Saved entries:
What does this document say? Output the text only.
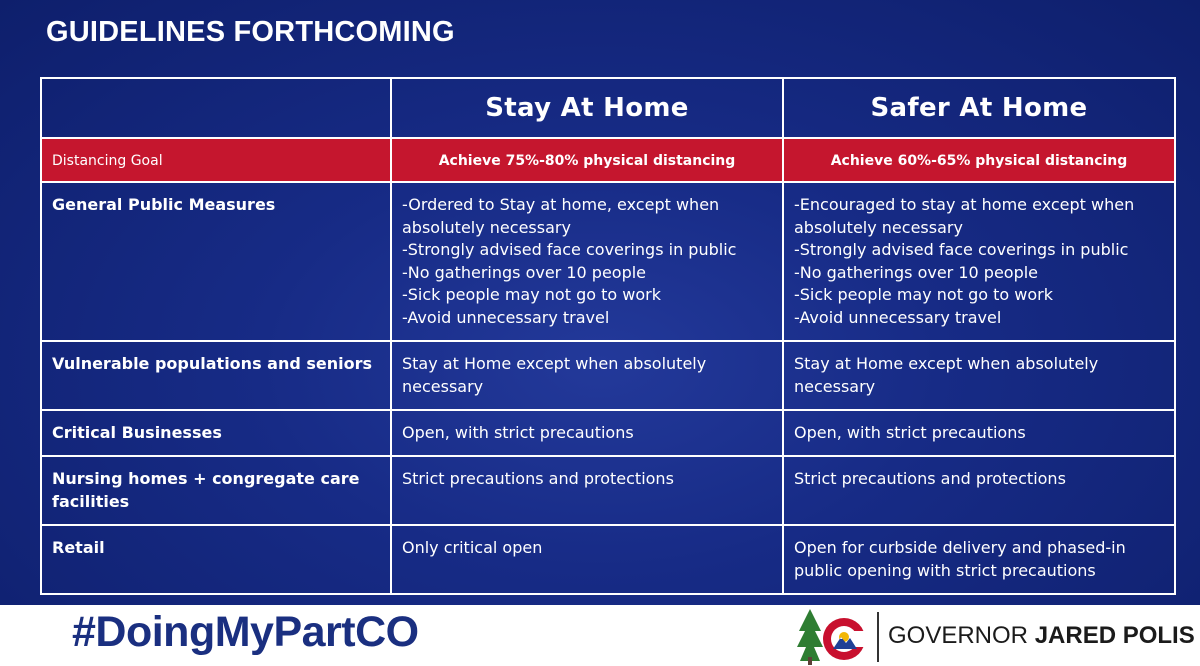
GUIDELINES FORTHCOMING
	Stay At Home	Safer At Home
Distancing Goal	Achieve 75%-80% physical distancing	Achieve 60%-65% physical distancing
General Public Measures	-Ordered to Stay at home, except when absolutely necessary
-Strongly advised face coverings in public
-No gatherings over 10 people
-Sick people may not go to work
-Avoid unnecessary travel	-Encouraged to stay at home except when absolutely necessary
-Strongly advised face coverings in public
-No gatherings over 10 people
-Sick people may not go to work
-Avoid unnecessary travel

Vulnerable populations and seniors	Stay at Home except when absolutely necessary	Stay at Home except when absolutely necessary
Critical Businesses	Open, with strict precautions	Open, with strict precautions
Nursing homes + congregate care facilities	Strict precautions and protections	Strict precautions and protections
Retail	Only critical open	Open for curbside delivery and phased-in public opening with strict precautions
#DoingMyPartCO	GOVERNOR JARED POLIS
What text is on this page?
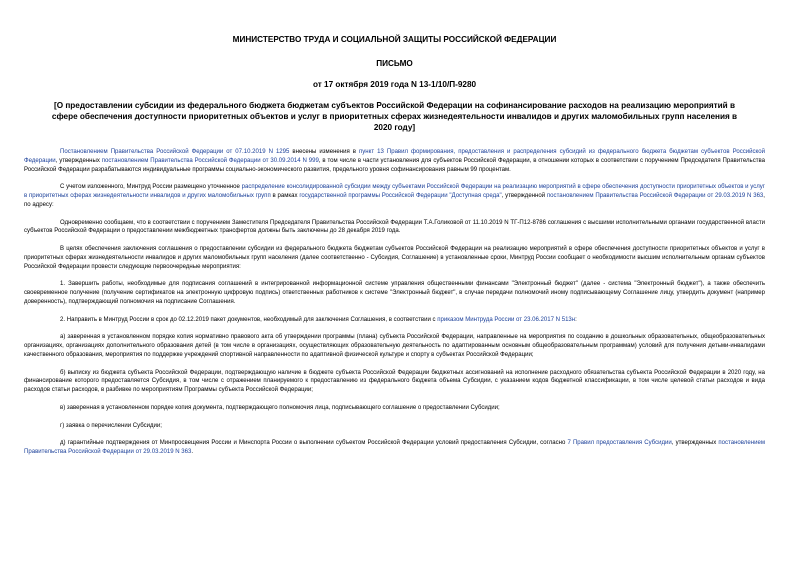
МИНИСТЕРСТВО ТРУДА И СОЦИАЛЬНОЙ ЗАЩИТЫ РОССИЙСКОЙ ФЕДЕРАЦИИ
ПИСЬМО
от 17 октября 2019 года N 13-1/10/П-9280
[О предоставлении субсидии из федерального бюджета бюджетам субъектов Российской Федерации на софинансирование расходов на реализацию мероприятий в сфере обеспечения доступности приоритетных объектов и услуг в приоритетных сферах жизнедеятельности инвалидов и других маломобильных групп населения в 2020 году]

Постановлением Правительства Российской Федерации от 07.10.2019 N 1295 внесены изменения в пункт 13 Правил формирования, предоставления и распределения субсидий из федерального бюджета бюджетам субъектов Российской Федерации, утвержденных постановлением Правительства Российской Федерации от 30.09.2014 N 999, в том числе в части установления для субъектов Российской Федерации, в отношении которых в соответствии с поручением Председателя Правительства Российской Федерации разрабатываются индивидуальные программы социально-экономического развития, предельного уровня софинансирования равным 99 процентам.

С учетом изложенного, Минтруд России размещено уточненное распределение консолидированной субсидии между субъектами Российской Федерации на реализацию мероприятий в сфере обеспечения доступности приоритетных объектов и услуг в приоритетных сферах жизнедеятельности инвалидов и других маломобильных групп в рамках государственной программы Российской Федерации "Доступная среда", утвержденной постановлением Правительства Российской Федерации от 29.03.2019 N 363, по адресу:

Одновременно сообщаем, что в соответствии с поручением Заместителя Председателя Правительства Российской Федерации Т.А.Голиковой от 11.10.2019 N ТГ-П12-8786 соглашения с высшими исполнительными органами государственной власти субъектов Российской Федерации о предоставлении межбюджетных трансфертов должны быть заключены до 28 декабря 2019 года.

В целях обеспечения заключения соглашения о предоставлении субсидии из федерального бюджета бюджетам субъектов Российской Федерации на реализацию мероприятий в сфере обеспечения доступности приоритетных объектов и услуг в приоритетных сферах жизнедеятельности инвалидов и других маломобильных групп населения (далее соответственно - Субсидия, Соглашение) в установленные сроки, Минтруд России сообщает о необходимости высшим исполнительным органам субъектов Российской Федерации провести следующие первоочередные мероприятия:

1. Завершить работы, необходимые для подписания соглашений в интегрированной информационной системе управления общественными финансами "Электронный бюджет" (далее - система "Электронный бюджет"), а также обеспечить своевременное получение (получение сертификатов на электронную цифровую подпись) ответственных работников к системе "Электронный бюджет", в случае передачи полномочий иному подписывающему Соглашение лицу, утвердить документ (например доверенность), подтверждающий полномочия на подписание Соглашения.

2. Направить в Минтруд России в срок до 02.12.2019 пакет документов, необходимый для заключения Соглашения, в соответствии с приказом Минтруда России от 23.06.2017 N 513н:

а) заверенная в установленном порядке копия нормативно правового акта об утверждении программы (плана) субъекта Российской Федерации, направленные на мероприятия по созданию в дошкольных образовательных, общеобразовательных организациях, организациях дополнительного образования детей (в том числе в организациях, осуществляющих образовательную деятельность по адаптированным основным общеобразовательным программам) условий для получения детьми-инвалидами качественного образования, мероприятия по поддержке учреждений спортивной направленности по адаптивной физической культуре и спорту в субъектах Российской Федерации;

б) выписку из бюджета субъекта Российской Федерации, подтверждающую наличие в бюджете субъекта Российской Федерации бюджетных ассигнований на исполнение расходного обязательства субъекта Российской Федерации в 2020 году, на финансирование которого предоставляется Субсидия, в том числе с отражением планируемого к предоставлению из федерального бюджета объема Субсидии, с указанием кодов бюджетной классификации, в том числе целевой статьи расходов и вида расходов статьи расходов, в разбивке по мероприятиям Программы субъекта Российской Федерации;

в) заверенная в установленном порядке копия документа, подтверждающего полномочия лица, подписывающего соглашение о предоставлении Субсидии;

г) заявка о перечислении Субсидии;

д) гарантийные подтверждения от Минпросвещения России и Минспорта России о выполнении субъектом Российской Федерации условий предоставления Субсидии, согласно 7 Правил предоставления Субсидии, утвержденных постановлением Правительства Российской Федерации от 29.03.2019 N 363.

Task brief:
Write the lines above out again exactly, without any of their pictures.

Final answer:
What does this document say? Output the text only.
GUIDELINES FORTHCOMING
	Stay At Home	Safer At Home
Distancing Goal	Achieve 75%-80% physical distancing	Achieve 60%-65% physical distancing
General Public Measures	-Ordered to Stay at home, except when absolutely necessary
-Strongly advised face coverings in public
-No gatherings over 10 people
-Sick people may not go to work
-Avoid unnecessary travel	-Encouraged to stay at home except when absolutely necessary
-Strongly advised face coverings in public
-No gatherings over 10 people
-Sick people may not go to work
-Avoid unnecessary travel

Vulnerable populations and seniors	Stay at Home except when absolutely necessary	Stay at Home except when absolutely necessary
Critical Businesses	Open, with strict precautions	Open, with strict precautions
Nursing homes + congregate care facilities	Strict precautions and protections	Strict precautions and protections
Retail	Only critical open	Open for curbside delivery and phased-in public opening with strict precautions
#DoingMyPartCO	GOVERNOR JARED POLIS
What text is on this page?
МИНИСТЕРСТВО ТРУДА И СОЦИАЛЬНОЙ ЗАЩИТЫ РОССИЙСКОЙ ФЕДЕРАЦИИ
ПИСЬМО
от 17 октября 2019 года N 13-1/10/П-9280
[О предоставлении субсидии из федерального бюджета бюджетам субъектов Российской Федерации на софинансирование расходов на реализацию мероприятий в сфере обеспечения доступности приоритетных объектов и услуг в приоритетных сферах жизнедеятельности инвалидов и других маломобильных групп населения в 2020 году]

Постановлением Правительства Российской Федерации от 07.10.2019 N 1295 внесены изменения в пункт 13 Правил формирования, предоставления и распределения субсидий из федерального бюджета бюджетам субъектов Российской Федерации, утвержденных постановлением Правительства Российской Федерации от 30.09.2014 N 999, в том числе в части установления для субъектов Российской Федерации, в отношении которых в соответствии с поручением Председателя Правительства Российской Федерации разрабатываются индивидуальные программы социально-экономического развития, предельного уровня софинансирования равным 99 процентам.

С учетом изложенного, Минтруд России размещено уточненное распределение консолидированной субсидии между субъектами Российской Федерации на реализацию мероприятий в сфере обеспечения доступности приоритетных объектов и услуг в приоритетных сферах жизнедеятельности инвалидов и других маломобильных групп в рамках государственной программы Российской Федерации "Доступная среда", утвержденной постановлением Правительства Российской Федерации от 29.03.2019 N 363, по адресу:

Одновременно сообщаем, что в соответствии с поручением Заместителя Председателя Правительства Российской Федерации Т.А.Голиковой от 11.10.2019 N ТГ-П12-8786 соглашения с высшими исполнительными органами государственной власти субъектов Российской Федерации о предоставлении межбюджетных трансфертов должны быть заключены до 28 декабря 2019 года.

В целях обеспечения заключения соглашения о предоставлении субсидии из федерального бюджета бюджетам субъектов Российской Федерации на реализацию мероприятий в сфере обеспечения доступности приоритетных объектов и услуг в приоритетных сферах жизнедеятельности инвалидов и других маломобильных групп населения (далее соответственно - Субсидия, Соглашение) в установленные сроки, Минтруд России сообщает о необходимости высшим исполнительным органам субъектов Российской Федерации провести следующие первоочередные мероприятия:

1. Завершить работы, необходимые для подписания соглашений в интегрированной информационной системе управления общественными финансами "Электронный бюджет" (далее - система "Электронный бюджет"), а также обеспечить своевременное получение (получение сертификатов на электронную цифровую подпись) ответственных работников к системе "Электронный бюджет", в случае передачи полномочий иному подписывающему Соглашение лицу, утвердить документ (например доверенность), подтверждающий полномочия на подписание Соглашения.

2. Направить в Минтруд России в срок до 02.12.2019 пакет документов, необходимый для заключения Соглашения, в соответствии с приказом Минтруда России от 23.06.2017 N 513н:

а) заверенная в установленном порядке копия нормативно правового акта об утверждении программы (плана) субъекта Российской Федерации, направленные на мероприятия по созданию в дошкольных образовательных, общеобразовательных организациях, организациях дополнительного образования детей (в том числе в организациях, осуществляющих образовательную деятельность по адаптированным основным общеобразовательным программам) условий для получения детьми-инвалидами качественного образования, мероприятия по поддержке учреждений спортивной направленности по адаптивной физической культуре и спорту в субъектах Российской Федерации;

б) выписку из бюджета субъекта Российской Федерации, подтверждающую наличие в бюджете субъекта Российской Федерации бюджетных ассигнований на исполнение расходного обязательства субъекта Российской Федерации в 2020 году, на финансирование которого предоставляется Субсидия, в том числе с отражением планируемого к предоставлению из федерального бюджета объема Субсидии, с указанием кодов бюджетной классификации, в том числе целевой статьи расходов и вида расходов статьи расходов, в разбивке по мероприятиям Программы субъекта Российской Федерации;

в) заверенная в установленном порядке копия документа, подтверждающего полномочия лица, подписывающего соглашение о предоставлении Субсидии;

г) заявка о перечислении Субсидии;

д) гарантийные подтверждения от Минпросвещения России и Минспорта России о выполнении субъектом Российской Федерации условий предоставления Субсидии, согласно 7 Правил предоставления Субсидии, утвержденных постановлением Правительства Российской Федерации от 29.03.2019 N 363.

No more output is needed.